───── RAW RECORDS

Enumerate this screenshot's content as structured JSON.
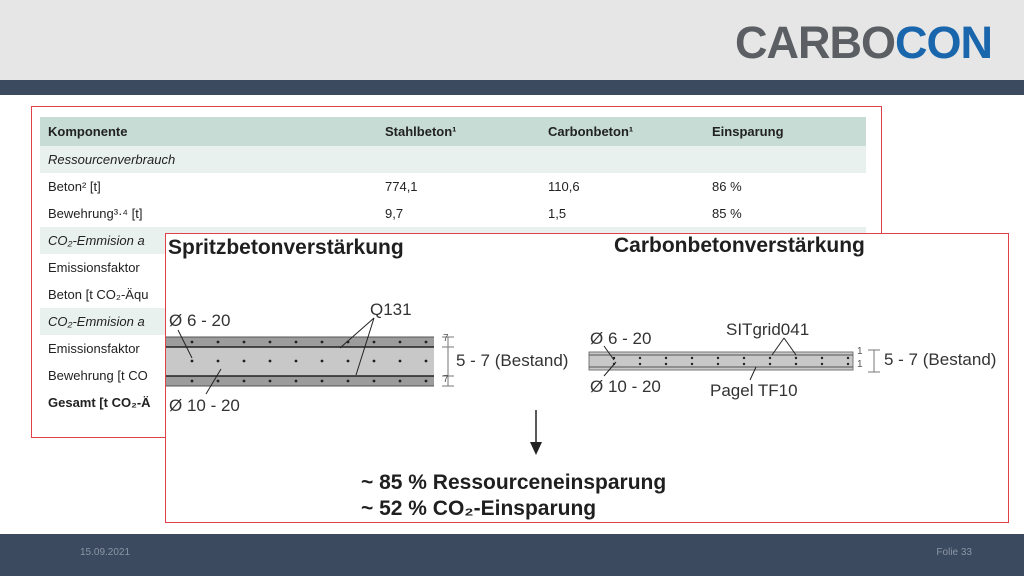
{
  "logo": {
    "part1": "CARBO",
    "part2": "CON"
  },
  "footer": {
    "date": "15.09.2021",
    "page": "Folie 33"
  },
  "table": {
    "headers": [
      "Komponente",
      "Stahlbeton¹",
      "Carbonbeton¹",
      "Einsparung"
    ],
    "rows": [
      {
        "type": "section",
        "cells": [
          "Ressourcenverbrauch",
          "",
          "",
          ""
        ]
      },
      {
        "type": "data",
        "cells": [
          "Beton² [t]",
          "774,1",
          "110,6",
          "86 %"
        ]
      },
      {
        "type": "data",
        "cells": [
          "Bewehrung³·⁴ [t]",
          "9,7",
          "1,5",
          "85 %"
        ]
      },
      {
        "type": "section",
        "cells": [
          "CO₂-Emmision a",
          "",
          "",
          ""
        ]
      },
      {
        "type": "data",
        "cells": [
          "Emissionsfaktor",
          "",
          "",
          ""
        ]
      },
      {
        "type": "data",
        "cells": [
          "Beton [t CO₂-Äqu",
          "",
          "",
          ""
        ]
      },
      {
        "type": "section",
        "cells": [
          "CO₂-Emmision a",
          "",
          "",
          ""
        ]
      },
      {
        "type": "data",
        "cells": [
          "Emissionsfaktor",
          "",
          "",
          ""
        ]
      },
      {
        "type": "data",
        "cells": [
          "Bewehrung [t CO",
          "",
          "",
          ""
        ]
      },
      {
        "type": "total",
        "cells": [
          "Gesamt [t CO₂-Ä",
          "",
          "",
          ""
        ]
      }
    ]
  },
  "overlay": {
    "left_title": "Spritzbetonverstärkung",
    "right_title": "Carbonbetonverstärkung",
    "left_d1": "Ø 6 - 20",
    "left_d2": "Ø 10 - 20",
    "left_mesh": "Q131",
    "left_thick": "5 - 7 (Bestand)",
    "left_dim_a": "7",
    "left_dim_b": "7",
    "right_d1": "Ø 6 - 20",
    "right_d2": "Ø 10 - 20",
    "right_grid": "SITgrid041",
    "right_pagel": "Pagel TF10",
    "right_thick": "5 - 7 (Bestand)",
    "right_dim_a": "1",
    "right_dim_b": "1",
    "result1": "~ 85 % Ressourceneinsparung",
    "result2": "~ 52 % CO₂-Einsparung"
  },
  "colors": {
    "header_bg": "#e6e6e6",
    "bar": "#3b4a5e",
    "accent": "#1a66ad",
    "logo_gray": "#5b5f63",
    "frame": "#e0404a",
    "table_head": "#c6dcd4",
    "table_section": "#e9f1ee"
  }
}
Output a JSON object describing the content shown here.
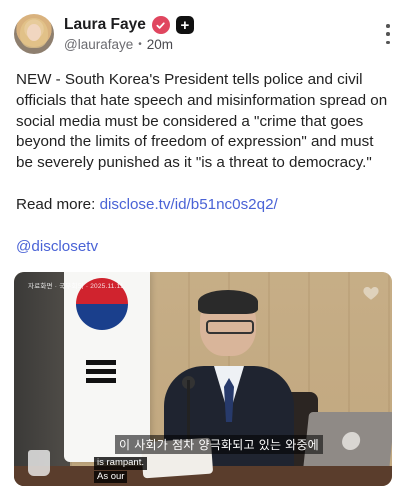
{
  "post": {
    "author": {
      "display_name": "Laura Faye",
      "handle": "@laurafaye",
      "time": "20m",
      "separator": "•"
    },
    "body_text": "NEW - South Korea's President tells police and civil officials that hate speech and misinformation spread on social media must be considered a \"crime that goes beyond the limits of freedom of expression\" and must be severely punished as it \"is a threat to democracy.\"",
    "read_more_label": "Read more:",
    "read_more_link": "disclose.tv/id/b51nc0s2q2/",
    "mention": "@disclosetv",
    "plus_badge": "+"
  },
  "media": {
    "watermark": "자료화면 · 국무회의 · 2025.11.11.",
    "subtitle_korean": "이 사회가 점차 양극화되고 있는 와중에",
    "subtitle_english_lines": [
      "is rampant.",
      "As our"
    ]
  },
  "colors": {
    "verified_badge": "#e0465f",
    "link": "#4a63d6",
    "text": "#222222",
    "meta": "#6b6b70"
  },
  "icons": {
    "verified": "verified-badge-icon",
    "plus": "plus-badge-icon",
    "more": "more-vertical-icon",
    "like_overlay": "heart-icon"
  }
}
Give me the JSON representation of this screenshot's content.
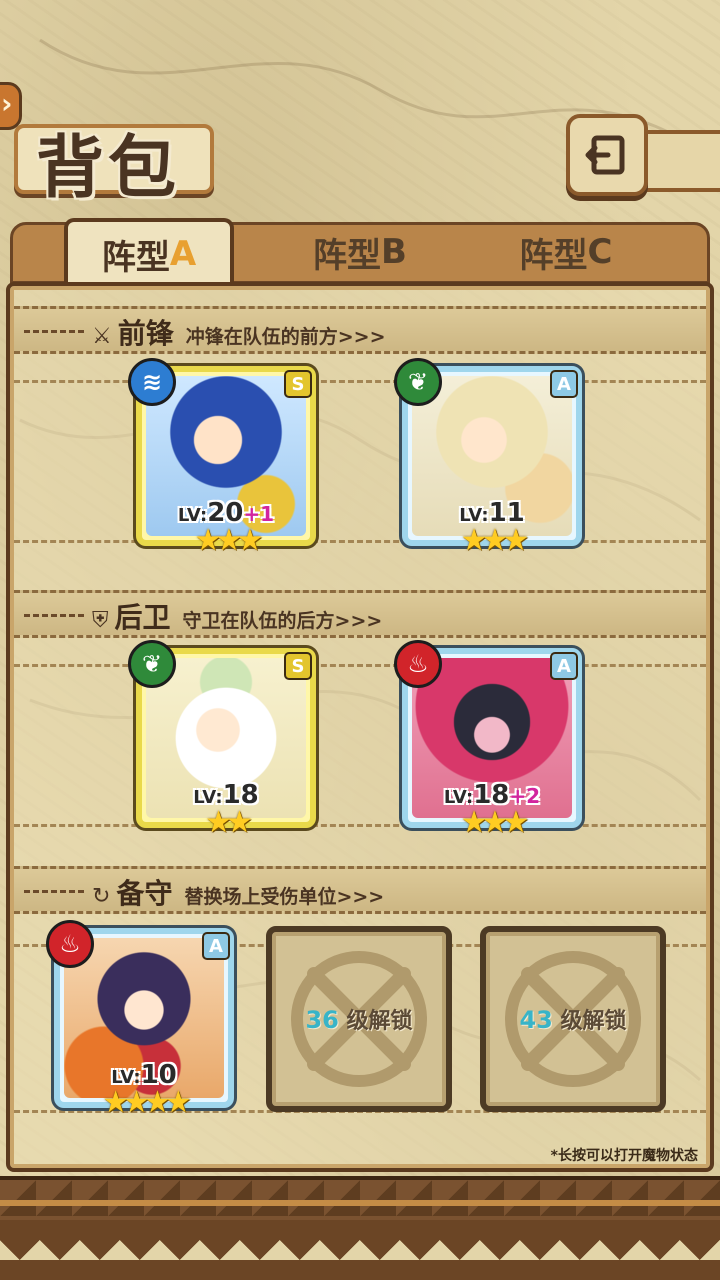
{
  "header": {
    "title": "背包"
  },
  "tabs": [
    {
      "label": "阵型",
      "letter": "A",
      "active": true
    },
    {
      "label": "阵型",
      "letter": "B",
      "active": false
    },
    {
      "label": "阵型",
      "letter": "C",
      "active": false
    }
  ],
  "sections": {
    "front": {
      "title": "前锋",
      "desc": "冲锋在队伍的前方>>>",
      "icon": "sword-icon"
    },
    "back": {
      "title": "后卫",
      "desc": "守卫在队伍的后方>>>",
      "icon": "shield-icon"
    },
    "reserve": {
      "title": "备守",
      "desc": "替换场上受伤单位>>>",
      "icon": "swap-icon"
    }
  },
  "front_units": [
    {
      "rank": "S",
      "element": "water",
      "lv_prefix": "LV:",
      "level": "20",
      "bonus": "+1",
      "stars": "★★★"
    },
    {
      "rank": "A",
      "element": "grass",
      "lv_prefix": "LV:",
      "level": "11",
      "bonus": "",
      "stars": "★★★"
    }
  ],
  "back_units": [
    {
      "rank": "S",
      "element": "grass",
      "lv_prefix": "LV:",
      "level": "18",
      "bonus": "",
      "stars": "★★"
    },
    {
      "rank": "A",
      "element": "fire",
      "lv_prefix": "LV:",
      "level": "18",
      "bonus": "+2",
      "stars": "★★★"
    }
  ],
  "reserve_units": [
    {
      "rank": "A",
      "element": "fire",
      "lv_prefix": "LV:",
      "level": "10",
      "bonus": "",
      "stars": "★★★★"
    }
  ],
  "locked_slots": [
    {
      "level": "36",
      "label": " 级解锁"
    },
    {
      "level": "43",
      "label": " 级解锁"
    }
  ],
  "footnote": "*长按可以打开魔物状态",
  "colors": {
    "gold_frame": "#e9d94a",
    "blue_frame": "#9fd6ec",
    "water": "#2d7dd2",
    "grass": "#2f8a3a",
    "fire": "#d1242a",
    "bonus": "#d2259e",
    "unlock_level": "#38b4c8"
  }
}
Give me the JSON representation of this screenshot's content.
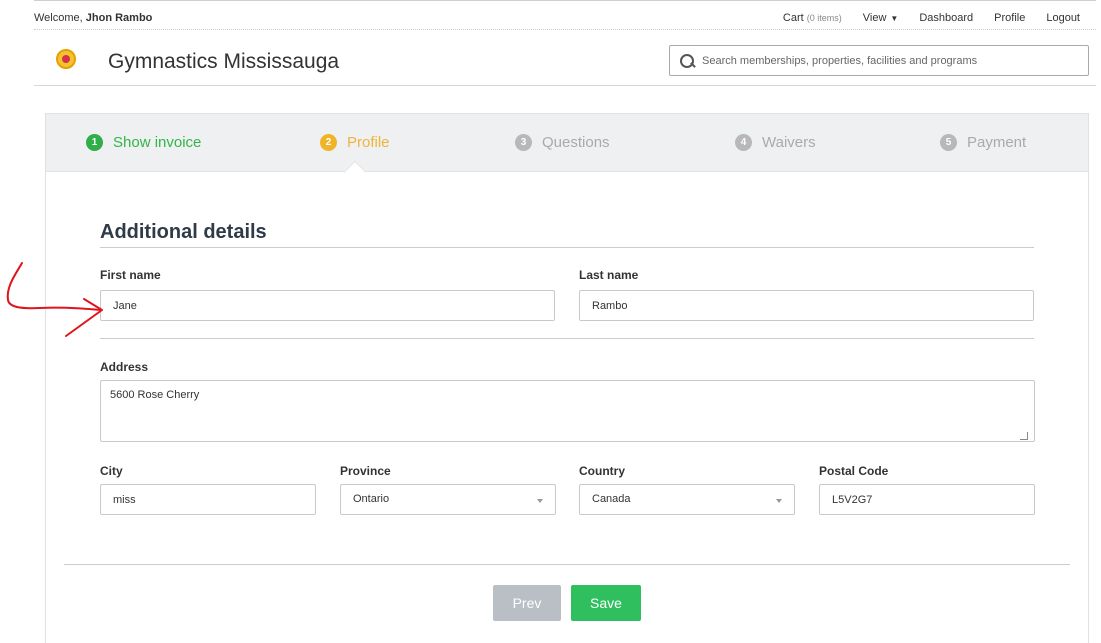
{
  "topbar": {
    "welcome_prefix": "Welcome, ",
    "user_name": "Jhon Rambo",
    "cart_label": "Cart",
    "cart_count": "(0 items)",
    "view_label": "View",
    "dashboard_label": "Dashboard",
    "profile_label": "Profile",
    "logout_label": "Logout"
  },
  "header": {
    "brand": "Gymnastics Mississauga",
    "search_placeholder": "Search memberships, properties, facilities and programs"
  },
  "steps": [
    {
      "num": "1",
      "label": "Show invoice",
      "state": "done"
    },
    {
      "num": "2",
      "label": "Profile",
      "state": "active"
    },
    {
      "num": "3",
      "label": "Questions",
      "state": "pending"
    },
    {
      "num": "4",
      "label": "Waivers",
      "state": "pending"
    },
    {
      "num": "5",
      "label": "Payment",
      "state": "pending"
    }
  ],
  "form": {
    "section_title": "Additional details",
    "first_name_label": "First name",
    "first_name_value": "Jane",
    "last_name_label": "Last name",
    "last_name_value": "Rambo",
    "address_label": "Address",
    "address_value": "5600 Rose Cherry",
    "city_label": "City",
    "city_value": "miss",
    "province_label": "Province",
    "province_value": "Ontario",
    "country_label": "Country",
    "country_value": "Canada",
    "postal_label": "Postal Code",
    "postal_value": "L5V2G7"
  },
  "actions": {
    "prev_label": "Prev",
    "save_label": "Save"
  },
  "colors": {
    "done": "#2fae4a",
    "active": "#f0b428",
    "save_button": "#2fbf5e",
    "prev_button": "#b9bfc5",
    "annotation": "#e0141b"
  },
  "icons": {
    "search": "search-icon",
    "logo": "gymnastics-logo",
    "view_caret": "caret-down-icon",
    "select_arrow": "chevron-down-icon",
    "resize": "resize-handle-icon",
    "annotation": "hand-drawn-arrow"
  }
}
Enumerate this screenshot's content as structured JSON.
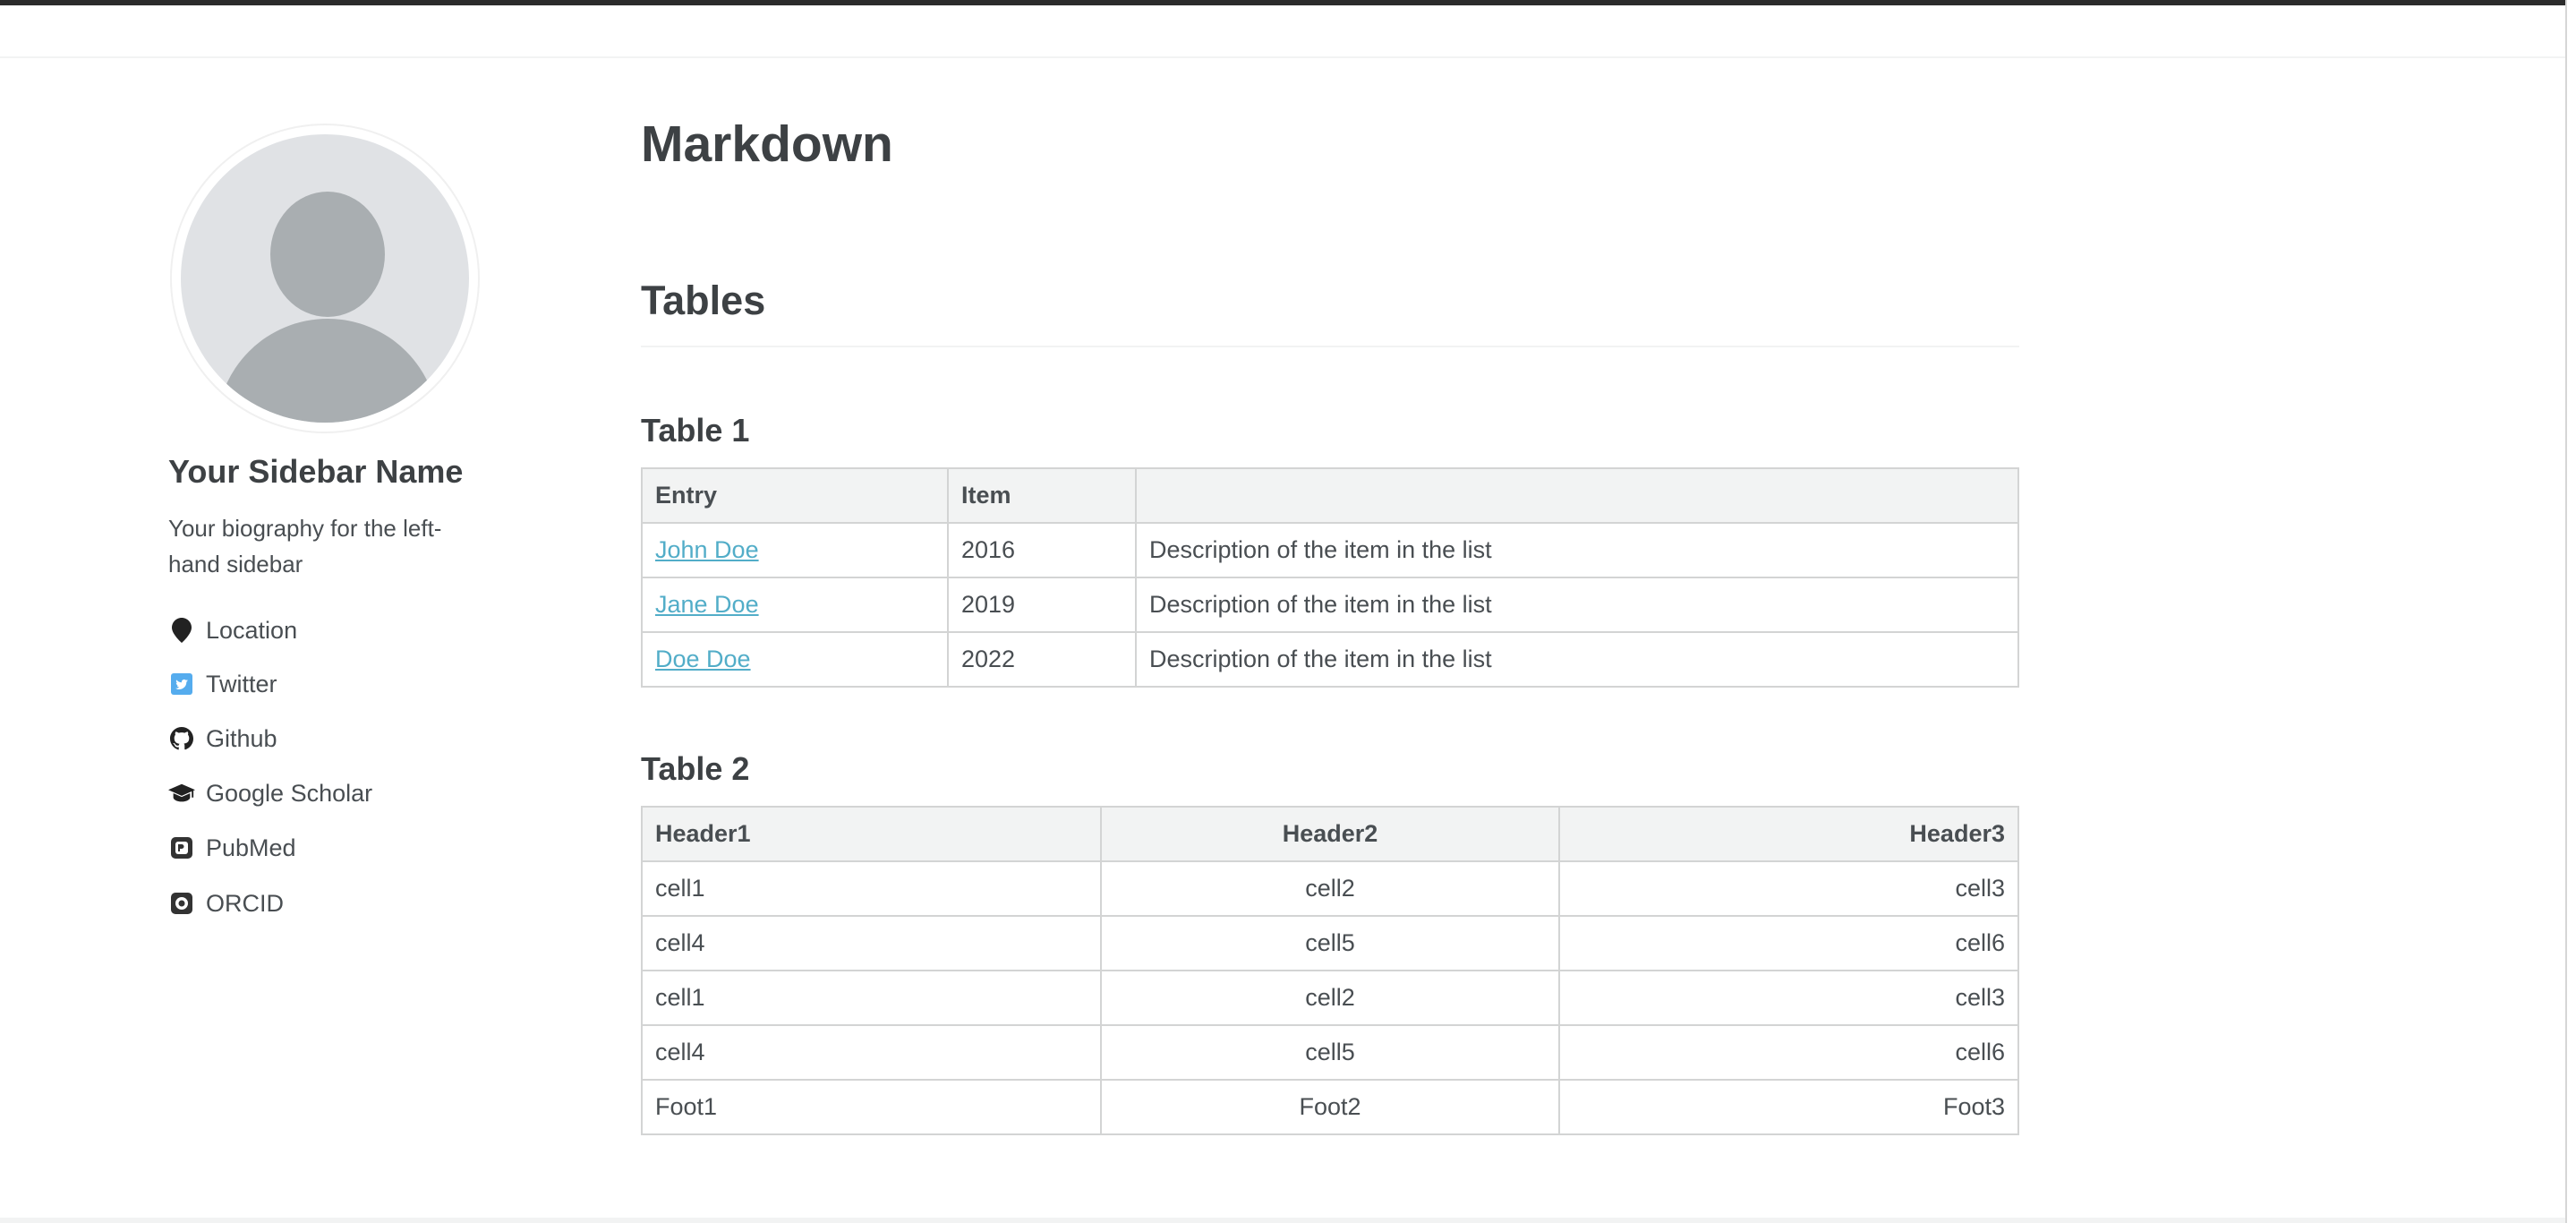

──────────

Search the lines for the word "Rambo" and report how many contain it, by number only.

SOLUTION FOR THIS TASK: 2